» EXERCISE REQUIREMENTS:
Transcribe each record exactly. Include every one.

» RECORDS FOR THE TASK:

◇ ◇ ◇ ◇ ◇ ◇ ◇

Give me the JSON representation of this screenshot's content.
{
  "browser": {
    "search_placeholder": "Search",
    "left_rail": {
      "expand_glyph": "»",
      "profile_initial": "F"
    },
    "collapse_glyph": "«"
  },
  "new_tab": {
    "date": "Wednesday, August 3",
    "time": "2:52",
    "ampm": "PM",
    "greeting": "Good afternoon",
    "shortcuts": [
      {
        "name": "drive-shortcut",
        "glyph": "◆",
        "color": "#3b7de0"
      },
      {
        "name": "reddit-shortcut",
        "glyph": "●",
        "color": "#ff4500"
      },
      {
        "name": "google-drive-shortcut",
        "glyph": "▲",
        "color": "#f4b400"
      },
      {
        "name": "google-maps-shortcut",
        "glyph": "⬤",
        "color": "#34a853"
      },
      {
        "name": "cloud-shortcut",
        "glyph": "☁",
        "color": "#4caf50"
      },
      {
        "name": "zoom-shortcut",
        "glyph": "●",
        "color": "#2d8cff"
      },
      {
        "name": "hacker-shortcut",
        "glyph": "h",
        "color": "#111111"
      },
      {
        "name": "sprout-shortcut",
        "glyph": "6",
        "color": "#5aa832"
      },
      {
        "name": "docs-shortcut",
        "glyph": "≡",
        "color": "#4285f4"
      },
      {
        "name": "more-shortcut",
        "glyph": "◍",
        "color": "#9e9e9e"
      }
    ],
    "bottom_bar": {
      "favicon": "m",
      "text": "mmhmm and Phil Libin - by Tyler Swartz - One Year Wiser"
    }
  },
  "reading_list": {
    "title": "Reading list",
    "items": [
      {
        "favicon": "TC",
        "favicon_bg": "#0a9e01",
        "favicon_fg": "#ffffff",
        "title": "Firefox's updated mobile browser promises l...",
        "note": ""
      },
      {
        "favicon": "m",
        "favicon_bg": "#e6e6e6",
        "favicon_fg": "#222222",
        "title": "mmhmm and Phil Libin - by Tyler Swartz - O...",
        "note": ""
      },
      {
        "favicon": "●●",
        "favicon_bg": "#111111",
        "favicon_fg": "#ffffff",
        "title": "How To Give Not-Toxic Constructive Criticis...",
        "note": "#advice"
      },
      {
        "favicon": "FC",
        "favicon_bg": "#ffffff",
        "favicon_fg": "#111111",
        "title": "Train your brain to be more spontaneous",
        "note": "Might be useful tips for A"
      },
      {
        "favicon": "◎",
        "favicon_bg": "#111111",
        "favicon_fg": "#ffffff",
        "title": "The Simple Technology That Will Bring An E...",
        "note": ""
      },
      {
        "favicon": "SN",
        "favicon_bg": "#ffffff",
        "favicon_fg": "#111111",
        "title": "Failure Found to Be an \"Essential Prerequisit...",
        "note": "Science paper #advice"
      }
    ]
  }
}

◇ ◇ ◇ ◇ ◇ ◇ ◇

» OUTPUT FOR THIS EXERCISE:
Give me the JSON representation of this screenshot's content.
{
  "browser": {
    "search_placeholder": "Search",
    "left_rail": {
      "expand_glyph": "»",
      "profile_initial": "F"
    },
    "collapse_glyph": "«"
  },
  "new_tab": {
    "date": "Wednesday, August 3",
    "time": "2:52",
    "ampm": "PM",
    "greeting": "Good afternoon",
    "shortcuts": [
      {
        "name": "drive-shortcut",
        "glyph": "◆",
        "color": "#3b7de0"
      },
      {
        "name": "reddit-shortcut",
        "glyph": "●",
        "color": "#ff4500"
      },
      {
        "name": "google-drive-shortcut",
        "glyph": "▲",
        "color": "#f4b400"
      },
      {
        "name": "google-maps-shortcut",
        "glyph": "⬤",
        "color": "#34a853"
      },
      {
        "name": "cloud-shortcut",
        "glyph": "☁",
        "color": "#4caf50"
      },
      {
        "name": "zoom-shortcut",
        "glyph": "●",
        "color": "#2d8cff"
      },
      {
        "name": "hacker-shortcut",
        "glyph": "h",
        "color": "#111111"
      },
      {
        "name": "sprout-shortcut",
        "glyph": "6",
        "color": "#5aa832"
      },
      {
        "name": "docs-shortcut",
        "glyph": "≡",
        "color": "#4285f4"
      },
      {
        "name": "more-shortcut",
        "glyph": "◍",
        "color": "#9e9e9e"
      }
    ],
    "bottom_bar": {
      "favicon": "m",
      "text": "mmhmm and Phil Libin - by Tyler Swartz - One Year Wiser"
    }
  },
  "reading_list": {
    "title": "Reading list",
    "items": [
      {
        "favicon": "TC",
        "favicon_bg": "#0a9e01",
        "favicon_fg": "#ffffff",
        "title": "Firefox's updated mobile browser promises l...",
        "note": ""
      },
      {
        "favicon": "m",
        "favicon_bg": "#e6e6e6",
        "favicon_fg": "#222222",
        "title": "mmhmm and Phil Libin - by Tyler Swartz - O...",
        "note": ""
      },
      {
        "favicon": "●●",
        "favicon_bg": "#111111",
        "favicon_fg": "#ffffff",
        "title": "How To Give Not-Toxic Constructive Criticis...",
        "note": "#advice"
      },
      {
        "favicon": "FC",
        "favicon_bg": "#ffffff",
        "favicon_fg": "#111111",
        "title": "Train your brain to be more spontaneous",
        "note": "Might be useful tips for A"
      },
      {
        "favicon": "◎",
        "favicon_bg": "#111111",
        "favicon_fg": "#ffffff",
        "title": "The Simple Technology That Will Bring An E...",
        "note": ""
      },
      {
        "favicon": "SN",
        "favicon_bg": "#ffffff",
        "favicon_fg": "#111111",
        "title": "Failure Found to Be an \"Essential Prerequisit...",
        "note": "Science paper #advice"
      }
    ]
  }
}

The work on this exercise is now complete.